*Directions*. Find each line with the string "text" and report it.

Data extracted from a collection
"""

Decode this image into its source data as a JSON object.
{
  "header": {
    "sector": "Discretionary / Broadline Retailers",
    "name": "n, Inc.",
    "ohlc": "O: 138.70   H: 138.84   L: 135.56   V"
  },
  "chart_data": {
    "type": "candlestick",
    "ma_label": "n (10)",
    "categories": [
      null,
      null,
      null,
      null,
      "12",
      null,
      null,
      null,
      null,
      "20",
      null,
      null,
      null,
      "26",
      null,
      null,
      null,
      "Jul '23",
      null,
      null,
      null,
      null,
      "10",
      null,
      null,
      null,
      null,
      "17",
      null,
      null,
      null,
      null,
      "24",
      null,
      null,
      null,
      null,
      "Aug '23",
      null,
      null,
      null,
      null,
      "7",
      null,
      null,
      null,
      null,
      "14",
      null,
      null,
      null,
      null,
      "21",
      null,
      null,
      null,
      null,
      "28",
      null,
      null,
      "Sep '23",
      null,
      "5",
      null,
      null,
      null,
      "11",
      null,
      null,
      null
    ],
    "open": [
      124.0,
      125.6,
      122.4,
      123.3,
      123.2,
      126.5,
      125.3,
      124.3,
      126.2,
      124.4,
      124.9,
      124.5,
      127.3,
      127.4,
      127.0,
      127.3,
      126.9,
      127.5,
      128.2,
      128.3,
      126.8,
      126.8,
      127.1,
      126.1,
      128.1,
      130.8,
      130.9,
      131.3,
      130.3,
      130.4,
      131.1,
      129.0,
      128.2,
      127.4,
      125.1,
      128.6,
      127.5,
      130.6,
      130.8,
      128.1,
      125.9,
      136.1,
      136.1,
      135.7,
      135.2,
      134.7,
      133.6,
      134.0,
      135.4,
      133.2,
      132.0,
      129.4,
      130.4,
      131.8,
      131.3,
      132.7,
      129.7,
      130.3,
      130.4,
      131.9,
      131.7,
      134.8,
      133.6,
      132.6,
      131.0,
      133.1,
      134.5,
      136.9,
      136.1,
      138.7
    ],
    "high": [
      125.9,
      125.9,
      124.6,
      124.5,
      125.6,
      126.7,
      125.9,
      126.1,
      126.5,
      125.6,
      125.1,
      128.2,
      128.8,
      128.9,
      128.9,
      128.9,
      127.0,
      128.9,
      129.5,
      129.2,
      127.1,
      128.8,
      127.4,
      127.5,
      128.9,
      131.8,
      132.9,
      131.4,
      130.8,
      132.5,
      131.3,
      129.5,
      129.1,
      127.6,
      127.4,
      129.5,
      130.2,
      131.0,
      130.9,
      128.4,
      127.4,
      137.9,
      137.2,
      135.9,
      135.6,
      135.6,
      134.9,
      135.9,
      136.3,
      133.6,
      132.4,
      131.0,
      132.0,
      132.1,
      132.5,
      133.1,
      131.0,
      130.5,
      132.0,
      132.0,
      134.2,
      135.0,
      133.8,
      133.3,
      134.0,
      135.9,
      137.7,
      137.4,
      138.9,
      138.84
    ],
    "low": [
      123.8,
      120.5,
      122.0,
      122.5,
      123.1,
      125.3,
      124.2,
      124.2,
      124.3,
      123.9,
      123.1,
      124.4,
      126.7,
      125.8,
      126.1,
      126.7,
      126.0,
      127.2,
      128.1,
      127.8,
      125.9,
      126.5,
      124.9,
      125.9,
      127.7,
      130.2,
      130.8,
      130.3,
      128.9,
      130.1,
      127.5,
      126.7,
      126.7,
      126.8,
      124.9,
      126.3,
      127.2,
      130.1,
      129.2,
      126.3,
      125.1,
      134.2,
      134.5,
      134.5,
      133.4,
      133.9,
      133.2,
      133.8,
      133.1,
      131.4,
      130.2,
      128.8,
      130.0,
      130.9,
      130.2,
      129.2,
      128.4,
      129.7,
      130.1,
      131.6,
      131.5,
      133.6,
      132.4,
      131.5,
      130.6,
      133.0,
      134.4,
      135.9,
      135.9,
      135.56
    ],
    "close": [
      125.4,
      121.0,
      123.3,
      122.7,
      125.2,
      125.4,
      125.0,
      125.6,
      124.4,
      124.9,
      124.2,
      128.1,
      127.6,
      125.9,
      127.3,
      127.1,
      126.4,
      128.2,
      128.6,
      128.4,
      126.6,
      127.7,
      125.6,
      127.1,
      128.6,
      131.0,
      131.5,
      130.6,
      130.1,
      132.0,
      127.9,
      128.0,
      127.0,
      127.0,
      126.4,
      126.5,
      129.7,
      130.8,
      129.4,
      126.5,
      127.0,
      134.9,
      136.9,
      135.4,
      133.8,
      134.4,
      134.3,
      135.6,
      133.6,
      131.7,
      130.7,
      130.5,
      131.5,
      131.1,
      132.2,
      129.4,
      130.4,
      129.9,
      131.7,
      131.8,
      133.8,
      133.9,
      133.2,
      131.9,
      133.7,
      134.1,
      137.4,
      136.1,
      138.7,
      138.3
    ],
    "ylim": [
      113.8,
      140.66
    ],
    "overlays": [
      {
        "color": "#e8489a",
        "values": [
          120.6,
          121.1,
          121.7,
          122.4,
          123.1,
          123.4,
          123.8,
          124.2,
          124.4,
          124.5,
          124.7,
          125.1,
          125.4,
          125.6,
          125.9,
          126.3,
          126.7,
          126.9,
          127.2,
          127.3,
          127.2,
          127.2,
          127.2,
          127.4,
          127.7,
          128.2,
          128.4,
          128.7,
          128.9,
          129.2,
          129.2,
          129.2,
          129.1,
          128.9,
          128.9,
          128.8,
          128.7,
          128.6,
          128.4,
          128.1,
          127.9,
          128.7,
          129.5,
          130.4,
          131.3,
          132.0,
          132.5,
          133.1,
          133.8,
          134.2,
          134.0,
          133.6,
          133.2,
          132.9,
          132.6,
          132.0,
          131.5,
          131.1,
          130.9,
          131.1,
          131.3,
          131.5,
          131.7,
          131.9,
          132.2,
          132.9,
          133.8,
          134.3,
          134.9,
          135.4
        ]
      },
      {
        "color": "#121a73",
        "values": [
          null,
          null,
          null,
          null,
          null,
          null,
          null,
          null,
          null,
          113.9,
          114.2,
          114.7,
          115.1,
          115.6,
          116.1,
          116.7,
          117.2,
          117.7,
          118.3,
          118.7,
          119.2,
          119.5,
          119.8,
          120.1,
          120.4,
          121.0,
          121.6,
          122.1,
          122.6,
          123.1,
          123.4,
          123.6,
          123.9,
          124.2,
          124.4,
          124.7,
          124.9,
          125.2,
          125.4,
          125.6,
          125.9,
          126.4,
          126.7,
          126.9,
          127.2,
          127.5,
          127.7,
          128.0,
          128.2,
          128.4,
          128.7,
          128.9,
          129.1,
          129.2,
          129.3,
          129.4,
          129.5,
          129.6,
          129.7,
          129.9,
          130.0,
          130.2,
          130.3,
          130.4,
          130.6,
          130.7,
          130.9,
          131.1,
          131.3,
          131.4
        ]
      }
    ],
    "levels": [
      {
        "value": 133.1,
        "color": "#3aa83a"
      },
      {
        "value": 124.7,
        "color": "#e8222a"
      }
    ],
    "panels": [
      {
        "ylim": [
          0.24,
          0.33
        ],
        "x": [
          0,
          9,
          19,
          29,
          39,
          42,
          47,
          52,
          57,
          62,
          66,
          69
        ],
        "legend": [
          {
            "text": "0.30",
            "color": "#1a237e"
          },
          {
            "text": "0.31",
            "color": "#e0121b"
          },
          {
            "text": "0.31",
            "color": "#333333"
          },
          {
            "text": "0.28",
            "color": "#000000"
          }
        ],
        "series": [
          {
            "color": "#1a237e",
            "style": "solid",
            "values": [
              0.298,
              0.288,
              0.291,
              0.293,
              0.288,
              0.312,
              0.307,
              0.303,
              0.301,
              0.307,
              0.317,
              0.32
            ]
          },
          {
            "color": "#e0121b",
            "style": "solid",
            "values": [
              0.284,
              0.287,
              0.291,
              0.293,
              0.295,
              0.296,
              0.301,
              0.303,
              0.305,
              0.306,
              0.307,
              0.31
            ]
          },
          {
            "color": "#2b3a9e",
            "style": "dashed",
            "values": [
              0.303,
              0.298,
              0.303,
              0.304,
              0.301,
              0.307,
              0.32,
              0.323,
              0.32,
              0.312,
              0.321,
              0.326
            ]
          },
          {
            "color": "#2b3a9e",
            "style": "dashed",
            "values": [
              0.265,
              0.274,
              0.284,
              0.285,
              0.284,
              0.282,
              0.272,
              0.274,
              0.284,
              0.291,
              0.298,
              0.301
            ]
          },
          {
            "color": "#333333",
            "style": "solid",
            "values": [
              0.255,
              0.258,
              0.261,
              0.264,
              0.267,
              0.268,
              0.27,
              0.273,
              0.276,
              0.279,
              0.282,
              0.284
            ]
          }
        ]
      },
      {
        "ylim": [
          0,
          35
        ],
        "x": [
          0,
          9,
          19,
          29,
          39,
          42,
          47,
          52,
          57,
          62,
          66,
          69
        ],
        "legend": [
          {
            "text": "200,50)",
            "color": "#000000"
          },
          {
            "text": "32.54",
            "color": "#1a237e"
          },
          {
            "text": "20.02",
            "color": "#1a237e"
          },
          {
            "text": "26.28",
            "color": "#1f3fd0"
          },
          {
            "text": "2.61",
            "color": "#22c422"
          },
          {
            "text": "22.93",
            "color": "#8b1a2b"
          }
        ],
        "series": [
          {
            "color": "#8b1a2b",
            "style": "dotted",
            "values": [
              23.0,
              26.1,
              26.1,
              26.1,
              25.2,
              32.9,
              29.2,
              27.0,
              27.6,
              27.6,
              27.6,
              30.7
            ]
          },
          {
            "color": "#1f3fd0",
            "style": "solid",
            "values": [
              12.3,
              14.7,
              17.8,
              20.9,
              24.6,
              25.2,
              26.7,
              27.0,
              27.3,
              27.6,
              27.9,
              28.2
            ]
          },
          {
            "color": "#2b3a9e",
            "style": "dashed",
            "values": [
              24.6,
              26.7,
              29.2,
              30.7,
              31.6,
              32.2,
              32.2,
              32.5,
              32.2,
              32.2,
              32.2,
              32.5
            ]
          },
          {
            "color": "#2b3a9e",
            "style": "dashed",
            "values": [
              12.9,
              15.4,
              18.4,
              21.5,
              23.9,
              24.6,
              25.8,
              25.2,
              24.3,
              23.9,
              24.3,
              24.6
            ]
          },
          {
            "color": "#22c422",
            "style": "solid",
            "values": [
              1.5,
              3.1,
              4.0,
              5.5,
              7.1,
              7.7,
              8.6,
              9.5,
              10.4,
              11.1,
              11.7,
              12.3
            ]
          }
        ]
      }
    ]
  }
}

"""

*Task solution*.
            "text": "0.30",
            "text": "0.31",
            "text": "0.31",
            "text": "0.28",
            "text": "200,50)",
            "text": "32.54",
            "text": "20.02",
            "text": "26.28",
            "text": "2.61",
            "text": "22.93",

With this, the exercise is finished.